• THE DATA:
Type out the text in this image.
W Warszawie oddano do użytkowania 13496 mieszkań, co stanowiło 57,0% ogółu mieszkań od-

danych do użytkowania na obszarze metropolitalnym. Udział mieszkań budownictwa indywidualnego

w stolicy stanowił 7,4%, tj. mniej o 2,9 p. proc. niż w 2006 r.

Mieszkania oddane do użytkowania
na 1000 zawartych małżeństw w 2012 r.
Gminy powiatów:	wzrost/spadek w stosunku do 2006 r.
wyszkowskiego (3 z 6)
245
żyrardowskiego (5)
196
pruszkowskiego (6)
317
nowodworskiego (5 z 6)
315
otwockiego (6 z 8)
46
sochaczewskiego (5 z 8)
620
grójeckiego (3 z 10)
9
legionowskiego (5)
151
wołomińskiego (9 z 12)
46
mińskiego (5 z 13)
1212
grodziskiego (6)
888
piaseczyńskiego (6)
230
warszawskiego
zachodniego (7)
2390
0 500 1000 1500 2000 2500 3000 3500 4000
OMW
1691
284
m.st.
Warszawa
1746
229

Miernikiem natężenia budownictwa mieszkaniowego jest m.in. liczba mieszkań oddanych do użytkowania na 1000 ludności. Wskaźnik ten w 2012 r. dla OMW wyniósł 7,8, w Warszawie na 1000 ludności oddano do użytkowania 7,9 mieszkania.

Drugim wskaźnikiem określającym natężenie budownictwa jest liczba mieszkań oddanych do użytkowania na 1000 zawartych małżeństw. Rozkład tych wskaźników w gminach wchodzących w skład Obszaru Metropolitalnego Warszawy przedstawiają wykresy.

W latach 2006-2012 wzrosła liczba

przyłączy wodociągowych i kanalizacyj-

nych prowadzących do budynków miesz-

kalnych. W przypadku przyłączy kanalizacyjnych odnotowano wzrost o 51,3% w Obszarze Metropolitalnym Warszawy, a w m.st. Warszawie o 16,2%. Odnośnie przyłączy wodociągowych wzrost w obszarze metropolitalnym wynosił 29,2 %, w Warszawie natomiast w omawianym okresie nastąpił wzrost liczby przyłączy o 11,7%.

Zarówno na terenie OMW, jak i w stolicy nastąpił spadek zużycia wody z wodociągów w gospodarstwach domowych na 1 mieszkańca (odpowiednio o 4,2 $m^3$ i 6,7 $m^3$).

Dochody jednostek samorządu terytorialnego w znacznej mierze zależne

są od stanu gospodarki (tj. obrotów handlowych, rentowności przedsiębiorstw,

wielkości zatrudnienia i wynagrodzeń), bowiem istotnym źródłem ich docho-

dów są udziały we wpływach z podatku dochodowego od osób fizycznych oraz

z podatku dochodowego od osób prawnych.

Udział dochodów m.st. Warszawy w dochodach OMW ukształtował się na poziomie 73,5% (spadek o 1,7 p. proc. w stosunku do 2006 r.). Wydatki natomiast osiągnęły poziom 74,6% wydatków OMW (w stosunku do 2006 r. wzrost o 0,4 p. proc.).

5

• REQUIRED TASK: Copy the material above verbatim.

• FINISHED EXERCISE:
Type out the text in this image.
W Warszawie oddano do użytkowania 13496 mieszkań, co stanowiło 57,0% ogółu mieszkań od-

danych do użytkowania na obszarze metropolitalnym. Udział mieszkań budownictwa indywidualnego

w stolicy stanowił 7,4%, tj. mniej o 2,9 p. proc. niż w 2006 r.

Mieszkania oddane do użytkowania
na 1000 zawartych małżeństw w 2012 r.
Gminy powiatów:	wzrost/spadek w stosunku do 2006 r.
wyszkowskiego (3 z 6)
245
żyrardowskiego (5)
196
pruszkowskiego (6)
317
nowodworskiego (5 z 6)
315
otwockiego (6 z 8)
46
sochaczewskiego (5 z 8)
620
grójeckiego (3 z 10)
9
legionowskiego (5)
151
wołomińskiego (9 z 12)
46
mińskiego (5 z 13)
1212
grodziskiego (6)
888
piaseczyńskiego (6)
230
warszawskiego
zachodniego (7)
2390
0 500 1000 1500 2000 2500 3000 3500 4000
OMW
1691
284
m.st.
Warszawa
1746
229

Miernikiem natężenia budownictwa mieszkaniowego jest m.in. liczba mieszkań oddanych do użytkowania na 1000 ludności. Wskaźnik ten w 2012 r. dla OMW wyniósł 7,8, w Warszawie na 1000 ludności oddano do użytkowania 7,9 mieszkania.

Drugim wskaźnikiem określającym natężenie budownictwa jest liczba mieszkań oddanych do użytkowania na 1000 zawartych małżeństw. Rozkład tych wskaźników w gminach wchodzących w skład Obszaru Metropolitalnego Warszawy przedstawiają wykresy.

W latach 2006-2012 wzrosła liczba

przyłączy wodociągowych i kanalizacyj-

nych prowadzących do budynków miesz-

kalnych. W przypadku przyłączy kanalizacyjnych odnotowano wzrost o 51,3% w Obszarze Metropolitalnym Warszawy, a w m.st. Warszawie o 16,2%. Odnośnie przyłączy wodociągowych wzrost w obszarze metropolitalnym wynosił 29,2 %, w Warszawie natomiast w omawianym okresie nastąpił wzrost liczby przyłączy o 11,7%.

Zarówno na terenie OMW, jak i w stolicy nastąpił spadek zużycia wody z wodociągów w gospodarstwach domowych na 1 mieszkańca (odpowiednio o 4,2 $m^3$ i 6,7 $m^3$).

Dochody jednostek samorządu terytorialnego w znacznej mierze zależne

są od stanu gospodarki (tj. obrotów handlowych, rentowności przedsiębiorstw,

wielkości zatrudnienia i wynagrodzeń), bowiem istotnym źródłem ich docho-

dów są udziały we wpływach z podatku dochodowego od osób fizycznych oraz

z podatku dochodowego od osób prawnych.

Udział dochodów m.st. Warszawy w dochodach OMW ukształtował się na poziomie 73,5% (spadek o 1,7 p. proc. w stosunku do 2006 r.). Wydatki natomiast osiągnęły poziom 74,6% wydatków OMW (w stosunku do 2006 r. wzrost o 0,4 p. proc.).

5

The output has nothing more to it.